**Task prompt**
Copy out each line in the material below that has the word "document".

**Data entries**
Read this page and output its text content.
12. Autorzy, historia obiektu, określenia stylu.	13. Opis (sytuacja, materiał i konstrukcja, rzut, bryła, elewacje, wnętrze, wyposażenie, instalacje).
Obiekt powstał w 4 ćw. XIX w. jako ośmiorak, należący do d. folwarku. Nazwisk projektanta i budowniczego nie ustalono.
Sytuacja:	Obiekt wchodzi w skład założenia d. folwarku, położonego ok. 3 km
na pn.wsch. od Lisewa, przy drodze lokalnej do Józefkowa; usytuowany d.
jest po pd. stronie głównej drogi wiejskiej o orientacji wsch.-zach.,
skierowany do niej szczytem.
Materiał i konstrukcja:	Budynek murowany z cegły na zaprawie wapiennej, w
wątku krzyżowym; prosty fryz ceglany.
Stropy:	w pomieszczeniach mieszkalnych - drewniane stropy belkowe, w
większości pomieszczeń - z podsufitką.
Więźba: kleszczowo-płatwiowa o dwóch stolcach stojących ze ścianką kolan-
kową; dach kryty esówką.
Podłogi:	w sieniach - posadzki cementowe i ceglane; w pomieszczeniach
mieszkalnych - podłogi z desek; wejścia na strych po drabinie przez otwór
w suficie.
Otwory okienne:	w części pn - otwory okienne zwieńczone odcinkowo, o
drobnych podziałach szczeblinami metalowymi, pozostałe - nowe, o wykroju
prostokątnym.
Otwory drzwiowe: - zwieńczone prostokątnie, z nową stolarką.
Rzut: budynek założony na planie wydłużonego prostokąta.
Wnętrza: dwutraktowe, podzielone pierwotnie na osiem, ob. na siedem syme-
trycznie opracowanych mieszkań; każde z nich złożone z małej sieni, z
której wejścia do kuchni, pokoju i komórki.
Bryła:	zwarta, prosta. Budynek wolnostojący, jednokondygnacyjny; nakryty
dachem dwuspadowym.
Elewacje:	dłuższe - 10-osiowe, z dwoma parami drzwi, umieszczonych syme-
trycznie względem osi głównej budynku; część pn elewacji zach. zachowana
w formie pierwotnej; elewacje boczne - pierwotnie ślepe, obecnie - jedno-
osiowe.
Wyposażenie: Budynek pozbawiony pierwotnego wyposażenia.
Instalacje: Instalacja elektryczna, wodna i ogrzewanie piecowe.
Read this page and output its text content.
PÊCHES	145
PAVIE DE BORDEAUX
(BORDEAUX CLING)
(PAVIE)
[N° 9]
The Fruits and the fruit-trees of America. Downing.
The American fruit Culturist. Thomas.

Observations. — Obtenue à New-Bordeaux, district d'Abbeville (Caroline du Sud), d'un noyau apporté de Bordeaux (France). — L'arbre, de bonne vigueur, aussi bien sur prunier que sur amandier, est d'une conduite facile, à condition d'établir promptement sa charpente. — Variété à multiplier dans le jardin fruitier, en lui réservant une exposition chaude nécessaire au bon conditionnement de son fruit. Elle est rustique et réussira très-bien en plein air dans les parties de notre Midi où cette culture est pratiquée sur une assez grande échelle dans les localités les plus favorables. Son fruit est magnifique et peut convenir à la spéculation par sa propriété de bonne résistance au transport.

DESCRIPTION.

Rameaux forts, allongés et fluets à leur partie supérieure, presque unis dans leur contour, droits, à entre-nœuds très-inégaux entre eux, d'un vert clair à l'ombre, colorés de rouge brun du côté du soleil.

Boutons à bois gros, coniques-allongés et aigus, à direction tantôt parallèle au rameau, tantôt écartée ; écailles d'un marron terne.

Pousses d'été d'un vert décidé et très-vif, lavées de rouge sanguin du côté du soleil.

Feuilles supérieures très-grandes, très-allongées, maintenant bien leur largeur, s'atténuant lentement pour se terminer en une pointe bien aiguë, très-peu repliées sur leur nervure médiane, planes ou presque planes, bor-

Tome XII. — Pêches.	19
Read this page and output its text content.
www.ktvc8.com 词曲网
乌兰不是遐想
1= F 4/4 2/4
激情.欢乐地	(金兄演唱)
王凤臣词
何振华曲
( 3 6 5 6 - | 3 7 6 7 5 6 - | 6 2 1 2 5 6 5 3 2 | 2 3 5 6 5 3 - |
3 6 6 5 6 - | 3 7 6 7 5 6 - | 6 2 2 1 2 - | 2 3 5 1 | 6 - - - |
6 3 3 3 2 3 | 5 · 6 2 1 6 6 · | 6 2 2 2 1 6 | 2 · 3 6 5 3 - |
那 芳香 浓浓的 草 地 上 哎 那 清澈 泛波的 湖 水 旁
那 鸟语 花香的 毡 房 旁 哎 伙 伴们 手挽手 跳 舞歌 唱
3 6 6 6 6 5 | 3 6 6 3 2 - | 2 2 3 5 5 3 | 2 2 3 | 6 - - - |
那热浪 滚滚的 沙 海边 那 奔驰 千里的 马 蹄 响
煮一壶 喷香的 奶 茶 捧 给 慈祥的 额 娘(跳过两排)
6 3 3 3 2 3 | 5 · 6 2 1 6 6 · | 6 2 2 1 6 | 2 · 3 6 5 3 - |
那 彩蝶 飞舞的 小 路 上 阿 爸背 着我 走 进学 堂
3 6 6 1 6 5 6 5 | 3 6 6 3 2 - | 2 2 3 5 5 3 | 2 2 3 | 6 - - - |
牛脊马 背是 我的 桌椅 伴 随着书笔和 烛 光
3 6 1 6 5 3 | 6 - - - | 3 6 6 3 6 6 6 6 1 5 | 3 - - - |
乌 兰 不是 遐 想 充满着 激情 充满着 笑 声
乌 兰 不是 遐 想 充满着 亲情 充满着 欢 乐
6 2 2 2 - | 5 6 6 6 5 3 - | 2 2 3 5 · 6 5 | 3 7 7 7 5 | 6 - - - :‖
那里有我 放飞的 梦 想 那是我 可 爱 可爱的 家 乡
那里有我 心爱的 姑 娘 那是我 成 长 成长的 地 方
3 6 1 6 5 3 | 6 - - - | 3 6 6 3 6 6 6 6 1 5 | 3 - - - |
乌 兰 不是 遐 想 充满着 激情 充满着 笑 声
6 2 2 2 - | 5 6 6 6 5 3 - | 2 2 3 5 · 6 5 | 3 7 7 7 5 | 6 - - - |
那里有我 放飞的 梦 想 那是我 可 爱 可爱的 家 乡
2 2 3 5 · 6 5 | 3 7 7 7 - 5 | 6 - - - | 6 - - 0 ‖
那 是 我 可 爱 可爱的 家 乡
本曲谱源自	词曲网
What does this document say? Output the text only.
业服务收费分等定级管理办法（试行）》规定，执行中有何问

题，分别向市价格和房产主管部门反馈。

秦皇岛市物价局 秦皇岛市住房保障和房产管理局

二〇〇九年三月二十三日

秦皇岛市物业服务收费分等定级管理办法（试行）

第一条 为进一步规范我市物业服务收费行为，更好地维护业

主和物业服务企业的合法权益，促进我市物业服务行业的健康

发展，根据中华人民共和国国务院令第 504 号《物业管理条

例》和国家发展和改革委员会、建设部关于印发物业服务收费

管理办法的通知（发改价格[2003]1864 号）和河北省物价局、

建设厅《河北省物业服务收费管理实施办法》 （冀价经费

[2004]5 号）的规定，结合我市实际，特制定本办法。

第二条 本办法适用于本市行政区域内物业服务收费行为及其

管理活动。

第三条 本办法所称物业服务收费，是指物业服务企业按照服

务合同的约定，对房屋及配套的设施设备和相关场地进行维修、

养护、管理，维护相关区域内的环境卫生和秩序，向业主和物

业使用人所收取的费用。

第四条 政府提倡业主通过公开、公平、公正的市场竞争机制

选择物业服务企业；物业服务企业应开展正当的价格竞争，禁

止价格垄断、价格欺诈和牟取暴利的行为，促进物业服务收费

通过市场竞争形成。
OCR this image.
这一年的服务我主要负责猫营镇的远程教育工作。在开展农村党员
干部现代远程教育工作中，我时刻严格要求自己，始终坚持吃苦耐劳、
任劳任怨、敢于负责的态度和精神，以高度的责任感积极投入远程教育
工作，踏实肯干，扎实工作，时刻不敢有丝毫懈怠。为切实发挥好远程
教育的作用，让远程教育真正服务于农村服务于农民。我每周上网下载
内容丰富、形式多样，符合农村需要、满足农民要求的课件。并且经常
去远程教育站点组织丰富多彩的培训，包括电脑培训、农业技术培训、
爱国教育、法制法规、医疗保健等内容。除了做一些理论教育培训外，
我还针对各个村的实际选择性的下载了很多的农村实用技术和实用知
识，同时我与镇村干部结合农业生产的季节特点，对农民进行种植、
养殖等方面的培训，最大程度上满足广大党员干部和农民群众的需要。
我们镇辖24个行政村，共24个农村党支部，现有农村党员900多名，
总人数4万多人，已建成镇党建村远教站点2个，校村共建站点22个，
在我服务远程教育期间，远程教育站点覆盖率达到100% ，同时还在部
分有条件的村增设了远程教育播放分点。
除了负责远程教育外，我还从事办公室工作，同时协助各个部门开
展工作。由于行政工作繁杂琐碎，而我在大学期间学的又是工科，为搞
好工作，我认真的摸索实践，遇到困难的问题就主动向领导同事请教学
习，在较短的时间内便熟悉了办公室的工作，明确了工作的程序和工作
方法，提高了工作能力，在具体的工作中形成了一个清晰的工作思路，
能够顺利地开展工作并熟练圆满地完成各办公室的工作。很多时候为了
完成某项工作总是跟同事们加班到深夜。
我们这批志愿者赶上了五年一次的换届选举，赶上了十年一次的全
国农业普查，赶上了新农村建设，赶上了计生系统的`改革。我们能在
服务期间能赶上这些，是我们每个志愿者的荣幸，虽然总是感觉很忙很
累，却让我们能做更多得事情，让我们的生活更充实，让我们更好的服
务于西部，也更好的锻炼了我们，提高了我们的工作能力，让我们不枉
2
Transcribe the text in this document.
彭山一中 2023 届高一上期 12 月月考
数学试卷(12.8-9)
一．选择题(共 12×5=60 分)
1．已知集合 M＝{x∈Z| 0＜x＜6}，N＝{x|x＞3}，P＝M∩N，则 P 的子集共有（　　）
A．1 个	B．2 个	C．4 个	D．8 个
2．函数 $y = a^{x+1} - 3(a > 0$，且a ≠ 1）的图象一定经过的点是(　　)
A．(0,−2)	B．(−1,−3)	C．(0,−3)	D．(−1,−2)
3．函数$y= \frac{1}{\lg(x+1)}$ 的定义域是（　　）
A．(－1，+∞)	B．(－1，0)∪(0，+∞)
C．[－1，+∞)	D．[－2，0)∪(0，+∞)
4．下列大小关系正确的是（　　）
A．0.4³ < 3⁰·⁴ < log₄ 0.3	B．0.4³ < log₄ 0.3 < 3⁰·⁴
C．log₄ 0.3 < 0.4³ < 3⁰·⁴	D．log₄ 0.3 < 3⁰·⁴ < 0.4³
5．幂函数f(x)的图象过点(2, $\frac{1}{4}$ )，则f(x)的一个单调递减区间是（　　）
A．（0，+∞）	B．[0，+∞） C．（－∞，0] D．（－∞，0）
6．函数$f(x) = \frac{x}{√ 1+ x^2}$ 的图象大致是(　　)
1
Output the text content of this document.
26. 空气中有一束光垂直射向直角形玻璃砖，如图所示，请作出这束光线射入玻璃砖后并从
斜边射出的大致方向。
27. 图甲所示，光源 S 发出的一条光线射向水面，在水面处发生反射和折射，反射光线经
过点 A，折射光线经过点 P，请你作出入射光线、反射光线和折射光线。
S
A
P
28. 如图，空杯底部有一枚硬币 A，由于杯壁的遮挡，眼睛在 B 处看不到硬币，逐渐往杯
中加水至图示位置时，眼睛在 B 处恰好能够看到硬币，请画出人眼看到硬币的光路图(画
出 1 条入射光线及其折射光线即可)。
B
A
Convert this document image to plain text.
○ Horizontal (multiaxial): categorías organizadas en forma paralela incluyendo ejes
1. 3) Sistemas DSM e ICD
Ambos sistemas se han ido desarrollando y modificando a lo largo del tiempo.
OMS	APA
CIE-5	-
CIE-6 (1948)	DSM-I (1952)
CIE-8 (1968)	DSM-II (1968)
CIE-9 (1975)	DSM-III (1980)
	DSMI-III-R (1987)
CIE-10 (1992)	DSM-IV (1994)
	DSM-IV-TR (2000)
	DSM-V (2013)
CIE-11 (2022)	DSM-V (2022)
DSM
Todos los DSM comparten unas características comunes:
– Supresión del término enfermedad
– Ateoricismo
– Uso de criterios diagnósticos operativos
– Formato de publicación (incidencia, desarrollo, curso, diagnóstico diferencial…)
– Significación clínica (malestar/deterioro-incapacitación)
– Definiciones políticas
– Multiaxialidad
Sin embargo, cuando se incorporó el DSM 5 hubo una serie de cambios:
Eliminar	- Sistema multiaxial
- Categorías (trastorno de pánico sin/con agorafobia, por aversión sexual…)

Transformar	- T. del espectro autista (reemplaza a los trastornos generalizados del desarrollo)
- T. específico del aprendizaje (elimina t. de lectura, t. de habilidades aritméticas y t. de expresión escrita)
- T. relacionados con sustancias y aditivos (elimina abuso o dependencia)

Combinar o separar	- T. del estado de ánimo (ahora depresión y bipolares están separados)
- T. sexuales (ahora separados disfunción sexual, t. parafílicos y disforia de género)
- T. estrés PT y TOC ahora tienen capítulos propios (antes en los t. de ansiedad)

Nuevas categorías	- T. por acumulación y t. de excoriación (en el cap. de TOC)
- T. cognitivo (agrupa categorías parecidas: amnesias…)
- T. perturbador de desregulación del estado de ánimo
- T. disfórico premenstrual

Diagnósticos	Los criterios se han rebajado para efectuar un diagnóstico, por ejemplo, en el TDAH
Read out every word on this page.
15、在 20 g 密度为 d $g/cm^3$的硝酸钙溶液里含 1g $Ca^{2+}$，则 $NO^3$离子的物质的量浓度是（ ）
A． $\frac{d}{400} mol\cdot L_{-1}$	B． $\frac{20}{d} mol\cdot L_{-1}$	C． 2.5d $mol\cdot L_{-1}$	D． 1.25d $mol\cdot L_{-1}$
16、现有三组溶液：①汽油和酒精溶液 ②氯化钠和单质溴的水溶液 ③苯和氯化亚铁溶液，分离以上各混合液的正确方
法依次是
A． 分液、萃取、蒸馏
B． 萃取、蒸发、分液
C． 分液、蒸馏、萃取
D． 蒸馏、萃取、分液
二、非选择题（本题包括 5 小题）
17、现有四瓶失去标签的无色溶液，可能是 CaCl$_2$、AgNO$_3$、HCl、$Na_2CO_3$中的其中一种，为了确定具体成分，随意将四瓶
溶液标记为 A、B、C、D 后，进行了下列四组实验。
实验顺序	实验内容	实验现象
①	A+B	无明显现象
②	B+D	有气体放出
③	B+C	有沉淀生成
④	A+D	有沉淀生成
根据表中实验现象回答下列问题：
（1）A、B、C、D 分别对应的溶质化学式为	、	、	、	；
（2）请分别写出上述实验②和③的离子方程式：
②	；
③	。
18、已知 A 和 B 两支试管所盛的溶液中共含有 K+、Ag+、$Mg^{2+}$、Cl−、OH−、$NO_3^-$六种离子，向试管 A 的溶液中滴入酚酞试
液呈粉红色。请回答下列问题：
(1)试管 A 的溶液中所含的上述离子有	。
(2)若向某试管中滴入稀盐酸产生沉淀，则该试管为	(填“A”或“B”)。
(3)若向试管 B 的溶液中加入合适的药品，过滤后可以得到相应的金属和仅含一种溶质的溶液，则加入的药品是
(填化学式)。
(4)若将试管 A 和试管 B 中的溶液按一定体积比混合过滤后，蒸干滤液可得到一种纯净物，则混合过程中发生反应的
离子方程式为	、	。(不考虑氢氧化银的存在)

**Exercise output**
What does this document say? Output the text only.
Transcribe the text in this document.
Output the text content of this document.
Convert this document image to plain text.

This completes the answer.